**Description of the task**: Your task is to gather the lines below that hold the string "Open".

**Data for this task**:
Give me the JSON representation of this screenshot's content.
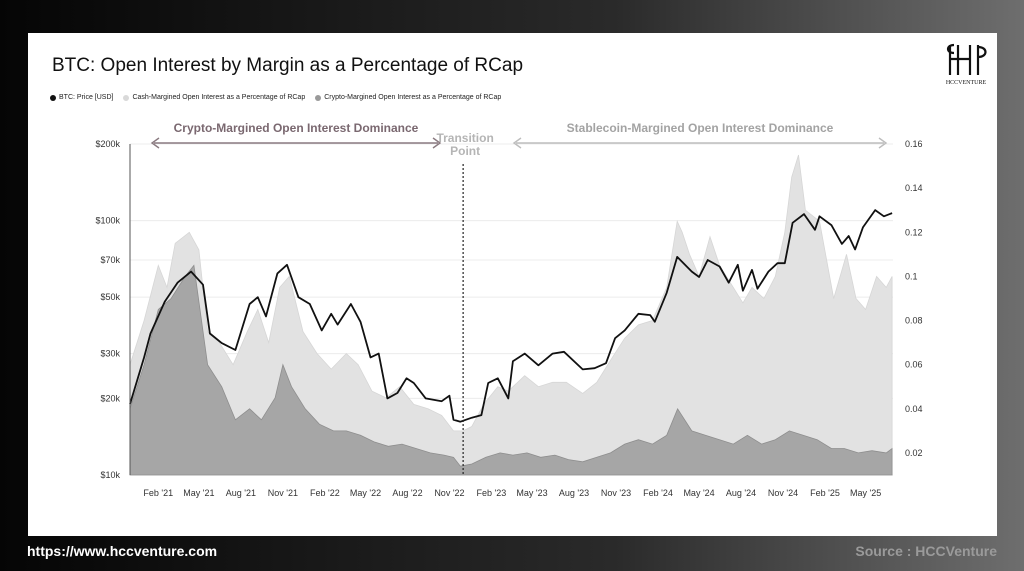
{
  "footer": {
    "website": "https://www.hccventure.com",
    "source": "Source : HCCVenture"
  },
  "logo": {
    "text": "HCCVENTURE"
  },
  "colors": {
    "price": "#111111",
    "cash": "#e2e2e2",
    "crypto": "#a6a6a6",
    "arrow_left": "#8a7a80",
    "arrow_right": "#bdbdbd"
  },
  "chart_data": {
    "type": "area",
    "title": "BTC: Open Interest by Margin as a Percentage of RCap",
    "legend": [
      "BTC: Price [USD]",
      "Cash-Margined Open Interest as a Percentage of RCap",
      "Crypto-Margined Open Interest as a Percentage of RCap"
    ],
    "annotations": {
      "left": "Crypto-Margined Open Interest Dominance",
      "transition": [
        "Transition",
        "Point"
      ],
      "right": "Stablecoin-Margined Open Interest Dominance"
    },
    "x_ticks": [
      "Feb '21",
      "May '21",
      "Aug '21",
      "Nov '21",
      "Feb '22",
      "May '22",
      "Aug '22",
      "Nov '22",
      "Feb '23",
      "May '23",
      "Aug '23",
      "Nov '23",
      "Feb '24",
      "May '24",
      "Aug '24",
      "Nov '24",
      "Feb '25",
      "May '25"
    ],
    "x_range": [
      "2020-12-01",
      "2025-06-30"
    ],
    "y_left": {
      "scale": "log",
      "range": [
        10000,
        200000
      ],
      "ticks": [
        "$10k",
        "$20k",
        "$30k",
        "$50k",
        "$70k",
        "$100k",
        "$200k"
      ],
      "tick_values": [
        10000,
        20000,
        30000,
        50000,
        70000,
        100000,
        200000
      ]
    },
    "y_right": {
      "scale": "linear",
      "range": [
        0.01,
        0.16
      ],
      "ticks": [
        "0.02",
        "0.04",
        "0.06",
        "0.08",
        "0.1",
        "0.12",
        "0.14",
        "0.16"
      ],
      "tick_values": [
        0.02,
        0.04,
        0.06,
        0.08,
        0.1,
        0.12,
        0.14,
        0.16
      ]
    },
    "transition_date": "2022-12-01",
    "series": [
      {
        "name": "BTC: Price [USD]",
        "axis": "left",
        "x": [
          "2020-12-01",
          "2021-01-01",
          "2021-01-15",
          "2021-02-15",
          "2021-03-15",
          "2021-04-14",
          "2021-05-10",
          "2021-05-25",
          "2021-06-20",
          "2021-07-20",
          "2021-08-20",
          "2021-09-07",
          "2021-09-25",
          "2021-10-20",
          "2021-11-10",
          "2021-12-05",
          "2021-12-30",
          "2022-01-25",
          "2022-02-15",
          "2022-03-01",
          "2022-03-30",
          "2022-04-20",
          "2022-05-12",
          "2022-05-30",
          "2022-06-18",
          "2022-07-10",
          "2022-07-30",
          "2022-08-15",
          "2022-09-10",
          "2022-10-15",
          "2022-11-01",
          "2022-11-10",
          "2022-11-25",
          "2022-12-20",
          "2023-01-10",
          "2023-01-25",
          "2023-02-15",
          "2023-03-10",
          "2023-03-20",
          "2023-04-15",
          "2023-05-15",
          "2023-06-15",
          "2023-07-10",
          "2023-08-20",
          "2023-09-15",
          "2023-10-10",
          "2023-10-30",
          "2023-11-20",
          "2023-12-20",
          "2024-01-15",
          "2024-01-25",
          "2024-02-20",
          "2024-03-14",
          "2024-04-15",
          "2024-05-01",
          "2024-05-20",
          "2024-06-15",
          "2024-07-05",
          "2024-07-25",
          "2024-08-05",
          "2024-08-25",
          "2024-09-06",
          "2024-09-30",
          "2024-10-20",
          "2024-11-05",
          "2024-11-22",
          "2024-12-17",
          "2025-01-10",
          "2025-01-20",
          "2025-02-15",
          "2025-03-10",
          "2025-03-25",
          "2025-04-08",
          "2025-04-25",
          "2025-05-22",
          "2025-06-10",
          "2025-06-28"
        ],
        "values": [
          19000,
          29000,
          36000,
          48000,
          57000,
          63000,
          56000,
          36000,
          33000,
          31000,
          47000,
          50000,
          42000,
          62000,
          67000,
          50000,
          47000,
          37000,
          43000,
          39000,
          47000,
          40000,
          29000,
          30000,
          20000,
          21000,
          24000,
          23000,
          20000,
          19500,
          20500,
          16500,
          16200,
          16800,
          17200,
          23000,
          24000,
          20000,
          28000,
          30000,
          27000,
          30000,
          30500,
          26000,
          26300,
          27500,
          34500,
          37000,
          43000,
          42500,
          40000,
          52000,
          72000,
          63000,
          60000,
          70000,
          66000,
          57000,
          67000,
          53000,
          64000,
          54000,
          63000,
          68000,
          68000,
          98000,
          106000,
          92000,
          104000,
          96000,
          81000,
          87000,
          77000,
          94000,
          110000,
          104000,
          107000
        ]
      },
      {
        "name": "Cash-Margined Open Interest as a Percentage of RCap",
        "axis": "right",
        "x": [
          "2020-12-01",
          "2021-01-01",
          "2021-02-01",
          "2021-02-20",
          "2021-03-10",
          "2021-04-10",
          "2021-05-01",
          "2021-05-20",
          "2021-06-15",
          "2021-07-15",
          "2021-08-15",
          "2021-09-07",
          "2021-10-01",
          "2021-10-25",
          "2021-11-15",
          "2021-12-15",
          "2022-01-15",
          "2022-02-15",
          "2022-03-20",
          "2022-04-15",
          "2022-05-15",
          "2022-06-15",
          "2022-07-15",
          "2022-08-15",
          "2022-09-15",
          "2022-10-15",
          "2022-11-10",
          "2022-12-01",
          "2022-12-20",
          "2023-01-15",
          "2023-02-15",
          "2023-03-10",
          "2023-04-15",
          "2023-05-15",
          "2023-06-15",
          "2023-07-15",
          "2023-08-20",
          "2023-09-20",
          "2023-10-20",
          "2023-11-20",
          "2023-12-20",
          "2024-01-20",
          "2024-02-20",
          "2024-03-14",
          "2024-03-25",
          "2024-04-10",
          "2024-05-01",
          "2024-05-25",
          "2024-06-15",
          "2024-07-15",
          "2024-08-05",
          "2024-08-25",
          "2024-09-20",
          "2024-10-15",
          "2024-11-05",
          "2024-11-20",
          "2024-12-05",
          "2024-12-20",
          "2025-01-20",
          "2025-02-20",
          "2025-03-20",
          "2025-04-10",
          "2025-05-01",
          "2025-05-25",
          "2025-06-15",
          "2025-06-28"
        ],
        "values": [
          0.06,
          0.08,
          0.105,
          0.095,
          0.115,
          0.12,
          0.112,
          0.075,
          0.07,
          0.06,
          0.075,
          0.085,
          0.07,
          0.095,
          0.1,
          0.075,
          0.065,
          0.058,
          0.065,
          0.06,
          0.048,
          0.045,
          0.05,
          0.042,
          0.04,
          0.037,
          0.03,
          0.03,
          0.032,
          0.042,
          0.05,
          0.048,
          0.055,
          0.05,
          0.052,
          0.052,
          0.047,
          0.052,
          0.062,
          0.072,
          0.078,
          0.08,
          0.095,
          0.125,
          0.12,
          0.11,
          0.1,
          0.118,
          0.105,
          0.095,
          0.088,
          0.095,
          0.09,
          0.1,
          0.12,
          0.145,
          0.155,
          0.13,
          0.125,
          0.09,
          0.11,
          0.09,
          0.085,
          0.1,
          0.095,
          0.1
        ]
      },
      {
        "name": "Crypto-Margined Open Interest as a Percentage of RCap",
        "axis": "right",
        "x": [
          "2020-12-01",
          "2021-01-01",
          "2021-02-01",
          "2021-03-01",
          "2021-04-01",
          "2021-04-20",
          "2021-05-20",
          "2021-06-20",
          "2021-07-20",
          "2021-08-20",
          "2021-09-15",
          "2021-10-15",
          "2021-11-01",
          "2021-11-20",
          "2021-12-20",
          "2022-01-20",
          "2022-02-20",
          "2022-03-20",
          "2022-04-20",
          "2022-05-20",
          "2022-06-20",
          "2022-07-20",
          "2022-08-20",
          "2022-09-20",
          "2022-10-20",
          "2022-11-10",
          "2022-11-25",
          "2022-12-20",
          "2023-01-20",
          "2023-02-20",
          "2023-03-20",
          "2023-04-20",
          "2023-05-20",
          "2023-06-20",
          "2023-07-20",
          "2023-08-20",
          "2023-09-20",
          "2023-10-20",
          "2023-11-20",
          "2023-12-20",
          "2024-01-20",
          "2024-02-20",
          "2024-03-15",
          "2024-04-15",
          "2024-05-15",
          "2024-06-15",
          "2024-07-15",
          "2024-08-15",
          "2024-09-15",
          "2024-10-15",
          "2024-11-15",
          "2024-12-15",
          "2025-01-15",
          "2025-02-15",
          "2025-03-15",
          "2025-04-15",
          "2025-05-15",
          "2025-06-15",
          "2025-06-28"
        ],
        "values": [
          0.04,
          0.06,
          0.085,
          0.09,
          0.1,
          0.105,
          0.06,
          0.05,
          0.035,
          0.04,
          0.035,
          0.045,
          0.06,
          0.05,
          0.04,
          0.033,
          0.03,
          0.03,
          0.028,
          0.025,
          0.023,
          0.024,
          0.022,
          0.02,
          0.019,
          0.018,
          0.014,
          0.015,
          0.018,
          0.02,
          0.019,
          0.02,
          0.018,
          0.019,
          0.017,
          0.016,
          0.018,
          0.02,
          0.024,
          0.026,
          0.024,
          0.028,
          0.04,
          0.03,
          0.028,
          0.026,
          0.024,
          0.028,
          0.024,
          0.026,
          0.03,
          0.028,
          0.026,
          0.022,
          0.022,
          0.02,
          0.021,
          0.02,
          0.022
        ]
      }
    ]
  }
}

**Answer to this task**:
    "title": "BTC: Open Interest by Margin as a Percentage of RCap",
      "Cash-Margined Open Interest as a Percentage of RCap",
      "Crypto-Margined Open Interest as a Percentage of RCap"
      "left": "Crypto-Margined Open Interest Dominance",
      "right": "Stablecoin-Margined Open Interest Dominance"
        "name": "Cash-Margined Open Interest as a Percentage of RCap",
        "name": "Crypto-Margined Open Interest as a Percentage of RCap",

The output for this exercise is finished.